START Entries supplied
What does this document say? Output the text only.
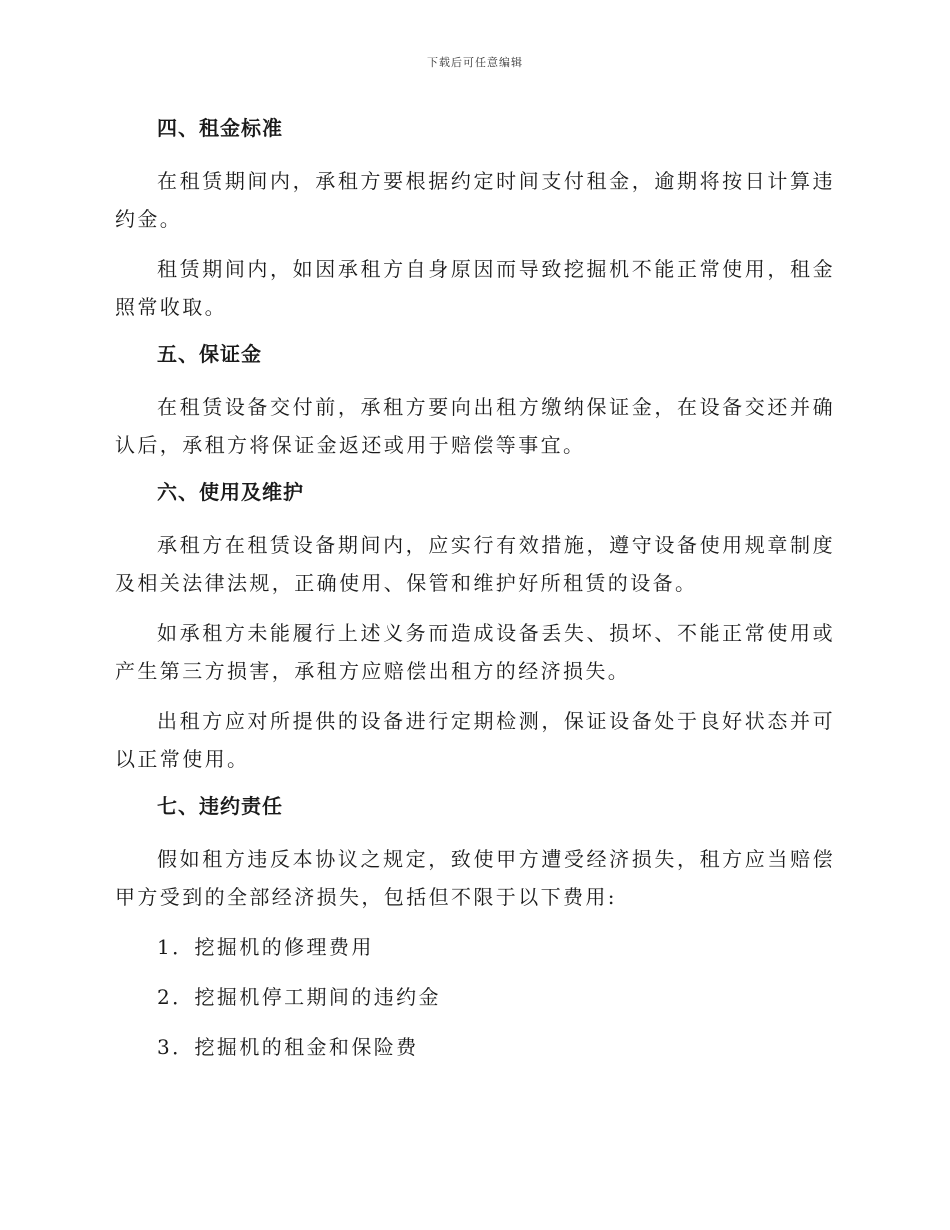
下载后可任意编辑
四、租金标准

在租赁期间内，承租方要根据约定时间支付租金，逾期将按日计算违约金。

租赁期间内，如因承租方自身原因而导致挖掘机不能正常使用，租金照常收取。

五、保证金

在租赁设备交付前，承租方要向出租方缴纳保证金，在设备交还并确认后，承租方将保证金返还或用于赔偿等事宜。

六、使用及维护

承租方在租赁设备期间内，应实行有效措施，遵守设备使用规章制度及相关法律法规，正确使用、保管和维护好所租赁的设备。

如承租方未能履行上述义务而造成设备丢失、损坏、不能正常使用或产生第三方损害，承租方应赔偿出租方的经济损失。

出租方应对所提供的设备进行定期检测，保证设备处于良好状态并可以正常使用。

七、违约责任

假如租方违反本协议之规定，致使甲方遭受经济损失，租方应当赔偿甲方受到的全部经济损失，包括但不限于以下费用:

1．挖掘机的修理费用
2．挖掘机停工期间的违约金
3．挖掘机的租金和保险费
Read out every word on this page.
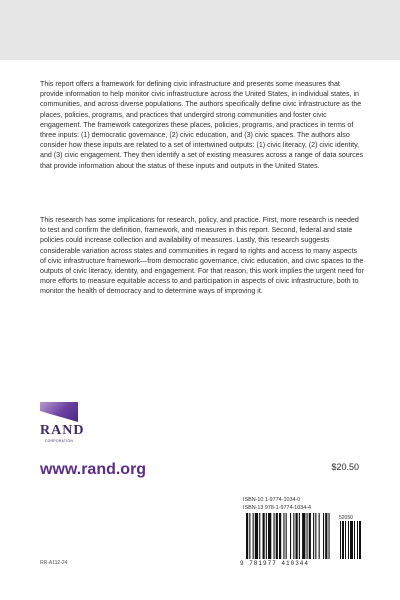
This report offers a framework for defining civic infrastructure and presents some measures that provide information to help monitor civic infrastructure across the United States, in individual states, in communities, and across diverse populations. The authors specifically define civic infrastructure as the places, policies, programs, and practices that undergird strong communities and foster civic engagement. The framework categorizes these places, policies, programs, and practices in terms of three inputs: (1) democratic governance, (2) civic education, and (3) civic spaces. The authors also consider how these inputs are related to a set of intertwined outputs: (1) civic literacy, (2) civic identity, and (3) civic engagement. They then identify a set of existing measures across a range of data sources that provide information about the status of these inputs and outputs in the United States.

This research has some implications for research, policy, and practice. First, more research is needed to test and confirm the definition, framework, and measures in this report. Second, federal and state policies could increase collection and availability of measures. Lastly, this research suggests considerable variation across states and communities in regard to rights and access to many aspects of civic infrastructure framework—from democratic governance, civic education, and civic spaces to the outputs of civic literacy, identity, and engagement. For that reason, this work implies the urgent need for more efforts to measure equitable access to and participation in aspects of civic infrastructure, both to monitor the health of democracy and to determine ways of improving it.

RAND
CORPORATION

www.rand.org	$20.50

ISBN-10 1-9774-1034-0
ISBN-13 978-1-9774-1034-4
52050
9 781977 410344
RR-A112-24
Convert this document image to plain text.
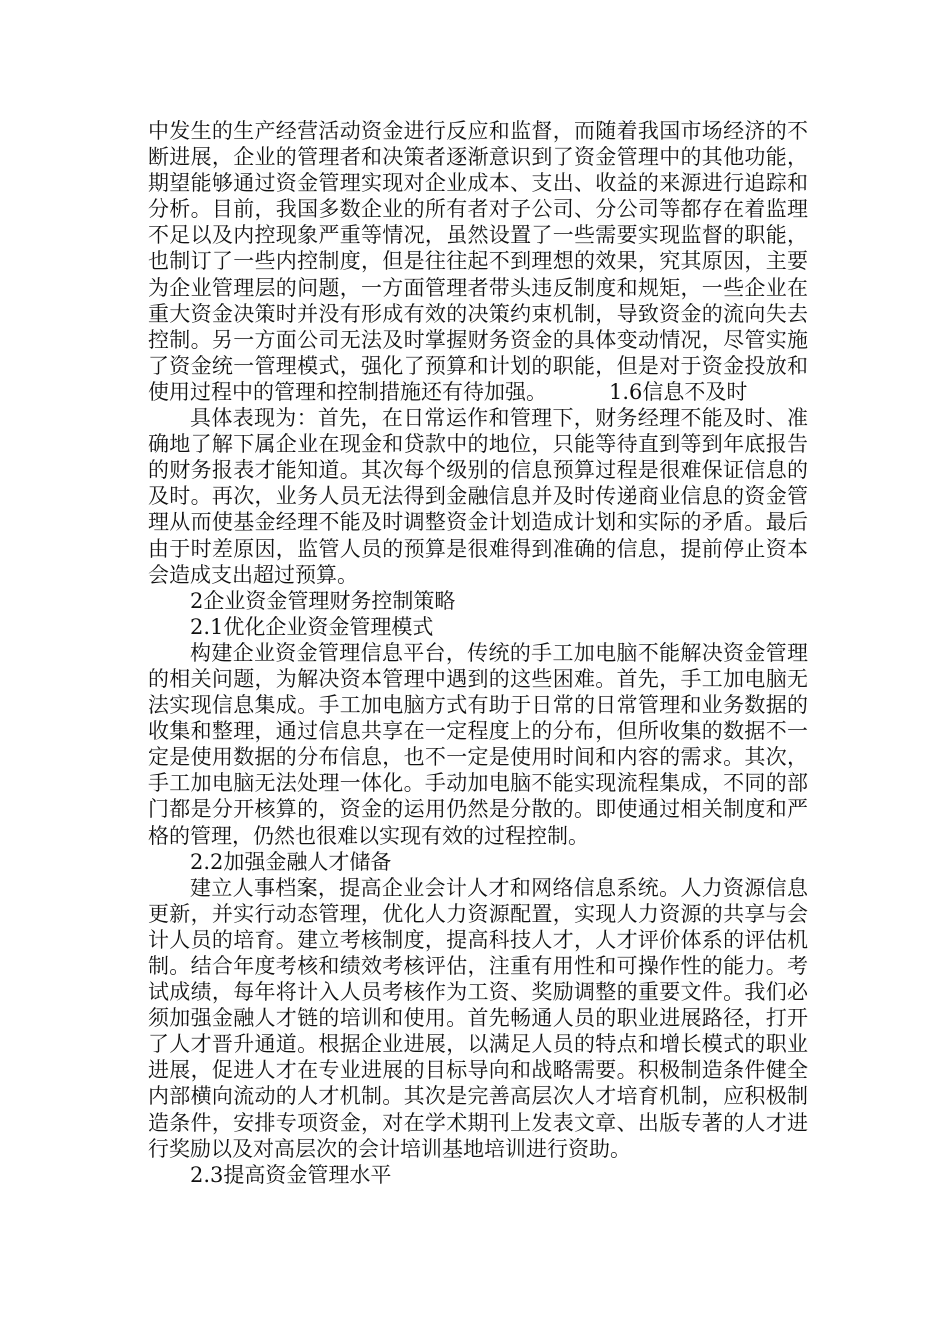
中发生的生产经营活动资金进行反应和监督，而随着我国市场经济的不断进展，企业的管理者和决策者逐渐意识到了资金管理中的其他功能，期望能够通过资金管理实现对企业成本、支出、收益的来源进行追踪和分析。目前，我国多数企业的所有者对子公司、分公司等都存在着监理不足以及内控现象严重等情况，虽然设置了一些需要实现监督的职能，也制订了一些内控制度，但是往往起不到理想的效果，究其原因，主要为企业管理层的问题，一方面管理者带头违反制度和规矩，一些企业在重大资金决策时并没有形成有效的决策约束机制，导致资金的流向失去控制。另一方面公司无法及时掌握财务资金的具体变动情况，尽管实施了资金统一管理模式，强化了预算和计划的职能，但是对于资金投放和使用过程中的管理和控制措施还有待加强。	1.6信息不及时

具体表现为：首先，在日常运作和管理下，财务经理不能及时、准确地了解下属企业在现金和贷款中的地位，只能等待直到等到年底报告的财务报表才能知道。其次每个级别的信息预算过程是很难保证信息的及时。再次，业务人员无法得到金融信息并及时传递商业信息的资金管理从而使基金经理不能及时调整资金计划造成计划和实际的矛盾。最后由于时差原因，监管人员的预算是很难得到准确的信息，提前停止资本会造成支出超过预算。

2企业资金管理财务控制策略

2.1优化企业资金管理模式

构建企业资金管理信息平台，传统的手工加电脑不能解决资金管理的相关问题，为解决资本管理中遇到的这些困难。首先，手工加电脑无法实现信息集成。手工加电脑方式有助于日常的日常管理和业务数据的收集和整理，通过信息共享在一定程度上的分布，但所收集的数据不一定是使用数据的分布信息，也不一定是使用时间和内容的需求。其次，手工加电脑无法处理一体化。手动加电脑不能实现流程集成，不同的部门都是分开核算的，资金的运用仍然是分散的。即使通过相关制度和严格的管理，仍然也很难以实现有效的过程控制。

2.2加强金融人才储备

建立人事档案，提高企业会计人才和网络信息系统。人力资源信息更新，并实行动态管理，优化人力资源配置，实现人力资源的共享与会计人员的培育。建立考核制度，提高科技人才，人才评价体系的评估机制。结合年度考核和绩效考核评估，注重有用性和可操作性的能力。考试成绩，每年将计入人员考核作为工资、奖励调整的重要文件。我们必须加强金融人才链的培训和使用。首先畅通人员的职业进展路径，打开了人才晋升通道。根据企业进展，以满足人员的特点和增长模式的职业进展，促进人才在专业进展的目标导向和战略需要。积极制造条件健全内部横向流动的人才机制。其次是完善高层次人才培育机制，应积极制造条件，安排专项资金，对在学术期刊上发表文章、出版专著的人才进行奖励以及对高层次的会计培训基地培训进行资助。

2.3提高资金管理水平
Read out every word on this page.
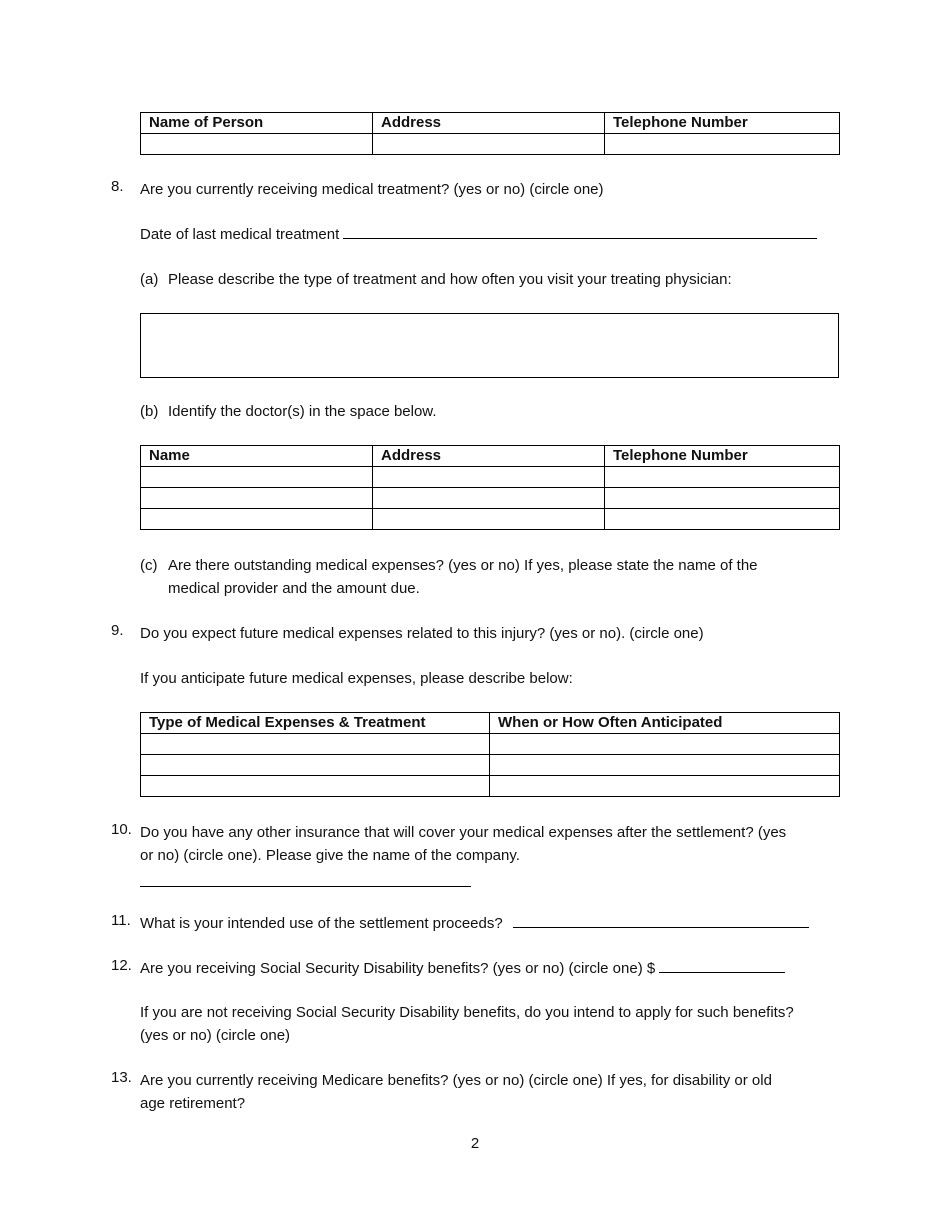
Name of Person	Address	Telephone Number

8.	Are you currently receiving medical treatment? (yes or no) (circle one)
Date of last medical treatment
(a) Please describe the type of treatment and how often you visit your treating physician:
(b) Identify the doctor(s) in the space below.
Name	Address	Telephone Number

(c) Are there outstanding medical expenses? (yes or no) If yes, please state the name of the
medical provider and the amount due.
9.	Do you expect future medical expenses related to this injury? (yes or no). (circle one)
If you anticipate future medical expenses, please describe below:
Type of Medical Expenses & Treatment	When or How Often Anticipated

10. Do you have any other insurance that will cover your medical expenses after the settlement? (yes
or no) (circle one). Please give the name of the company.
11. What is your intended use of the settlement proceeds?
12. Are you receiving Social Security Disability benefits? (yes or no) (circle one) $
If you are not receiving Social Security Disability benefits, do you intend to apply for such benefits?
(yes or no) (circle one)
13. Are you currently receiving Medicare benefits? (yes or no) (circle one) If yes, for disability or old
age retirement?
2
END Entries supplied
◆ **Task details**
Using the material above, retype each entry exactly and omit the pictures.

◆ **Task answer**
What does this document say? Output the text only.
下载后可任意编辑
四、租金标准

在租赁期间内，承租方要根据约定时间支付租金，逾期将按日计算违约金。

租赁期间内，如因承租方自身原因而导致挖掘机不能正常使用，租金照常收取。

五、保证金

在租赁设备交付前，承租方要向出租方缴纳保证金，在设备交还并确认后，承租方将保证金返还或用于赔偿等事宜。

六、使用及维护

承租方在租赁设备期间内，应实行有效措施，遵守设备使用规章制度及相关法律法规，正确使用、保管和维护好所租赁的设备。

如承租方未能履行上述义务而造成设备丢失、损坏、不能正常使用或产生第三方损害，承租方应赔偿出租方的经济损失。

出租方应对所提供的设备进行定期检测，保证设备处于良好状态并可以正常使用。

七、违约责任

假如租方违反本协议之规定，致使甲方遭受经济损失，租方应当赔偿甲方受到的全部经济损失，包括但不限于以下费用:

1．挖掘机的修理费用
2．挖掘机停工期间的违约金
3．挖掘机的租金和保险费
Read out every word on this page.
This report offers a framework for defining civic infrastructure and presents some measures that provide information to help monitor civic infrastructure across the United States, in individual states, in communities, and across diverse populations. The authors specifically define civic infrastructure as the places, policies, programs, and practices that undergird strong communities and foster civic engagement. The framework categorizes these places, policies, programs, and practices in terms of three inputs: (1) democratic governance, (2) civic education, and (3) civic spaces. The authors also consider how these inputs are related to a set of intertwined outputs: (1) civic literacy, (2) civic identity, and (3) civic engagement. They then identify a set of existing measures across a range of data sources that provide information about the status of these inputs and outputs in the United States.

This research has some implications for research, policy, and practice. First, more research is needed to test and confirm the definition, framework, and measures in this report. Second, federal and state policies could increase collection and availability of measures. Lastly, this research suggests considerable variation across states and communities in regard to rights and access to many aspects of civic infrastructure framework—from democratic governance, civic education, and civic spaces to the outputs of civic literacy, identity, and engagement. For that reason, this work implies the urgent need for more efforts to measure equitable access to and participation in aspects of civic infrastructure, both to monitor the health of democracy and to determine ways of improving it.

RAND
CORPORATION

www.rand.org	$20.50

ISBN-10 1-9774-1034-0
ISBN-13 978-1-9774-1034-4
52050
9 781977 410344
RR-A112-24
Convert this document image to plain text.
中发生的生产经营活动资金进行反应和监督，而随着我国市场经济的不断进展，企业的管理者和决策者逐渐意识到了资金管理中的其他功能，期望能够通过资金管理实现对企业成本、支出、收益的来源进行追踪和分析。目前，我国多数企业的所有者对子公司、分公司等都存在着监理不足以及内控现象严重等情况，虽然设置了一些需要实现监督的职能，也制订了一些内控制度，但是往往起不到理想的效果，究其原因，主要为企业管理层的问题，一方面管理者带头违反制度和规矩，一些企业在重大资金决策时并没有形成有效的决策约束机制，导致资金的流向失去控制。另一方面公司无法及时掌握财务资金的具体变动情况，尽管实施了资金统一管理模式，强化了预算和计划的职能，但是对于资金投放和使用过程中的管理和控制措施还有待加强。	1.6信息不及时

具体表现为：首先，在日常运作和管理下，财务经理不能及时、准确地了解下属企业在现金和贷款中的地位，只能等待直到等到年底报告的财务报表才能知道。其次每个级别的信息预算过程是很难保证信息的及时。再次，业务人员无法得到金融信息并及时传递商业信息的资金管理从而使基金经理不能及时调整资金计划造成计划和实际的矛盾。最后由于时差原因，监管人员的预算是很难得到准确的信息，提前停止资本会造成支出超过预算。

2企业资金管理财务控制策略

2.1优化企业资金管理模式

构建企业资金管理信息平台，传统的手工加电脑不能解决资金管理的相关问题，为解决资本管理中遇到的这些困难。首先，手工加电脑无法实现信息集成。手工加电脑方式有助于日常的日常管理和业务数据的收集和整理，通过信息共享在一定程度上的分布，但所收集的数据不一定是使用数据的分布信息，也不一定是使用时间和内容的需求。其次，手工加电脑无法处理一体化。手动加电脑不能实现流程集成，不同的部门都是分开核算的，资金的运用仍然是分散的。即使通过相关制度和严格的管理，仍然也很难以实现有效的过程控制。

2.2加强金融人才储备

建立人事档案，提高企业会计人才和网络信息系统。人力资源信息更新，并实行动态管理，优化人力资源配置，实现人力资源的共享与会计人员的培育。建立考核制度，提高科技人才，人才评价体系的评估机制。结合年度考核和绩效考核评估，注重有用性和可操作性的能力。考试成绩，每年将计入人员考核作为工资、奖励调整的重要文件。我们必须加强金融人才链的培训和使用。首先畅通人员的职业进展路径，打开了人才晋升通道。根据企业进展，以满足人员的特点和增长模式的职业进展，促进人才在专业进展的目标导向和战略需要。积极制造条件健全内部横向流动的人才机制。其次是完善高层次人才培育机制，应积极制造条件，安排专项资金，对在学术期刊上发表文章、出版专著的人才进行奖励以及对高层次的会计培训基地培训进行资助。

2.3提高资金管理水平
Read out every word on this page.
Name of Person	Address	Telephone Number

8.	Are you currently receiving medical treatment? (yes or no) (circle one)
Date of last medical treatment
(a) Please describe the type of treatment and how often you visit your treating physician:
(b) Identify the doctor(s) in the space below.
Name	Address	Telephone Number

(c) Are there outstanding medical expenses? (yes or no) If yes, please state the name of the
medical provider and the amount due.
9.	Do you expect future medical expenses related to this injury? (yes or no). (circle one)
If you anticipate future medical expenses, please describe below:
Type of Medical Expenses & Treatment	When or How Often Anticipated

10. Do you have any other insurance that will cover your medical expenses after the settlement? (yes
or no) (circle one). Please give the name of the company.
11. What is your intended use of the settlement proceeds?
12. Are you receiving Social Security Disability benefits? (yes or no) (circle one) $
If you are not receiving Social Security Disability benefits, do you intend to apply for such benefits?
(yes or no) (circle one)
13. Are you currently receiving Medicare benefits? (yes or no) (circle one) If yes, for disability or old
age retirement?
2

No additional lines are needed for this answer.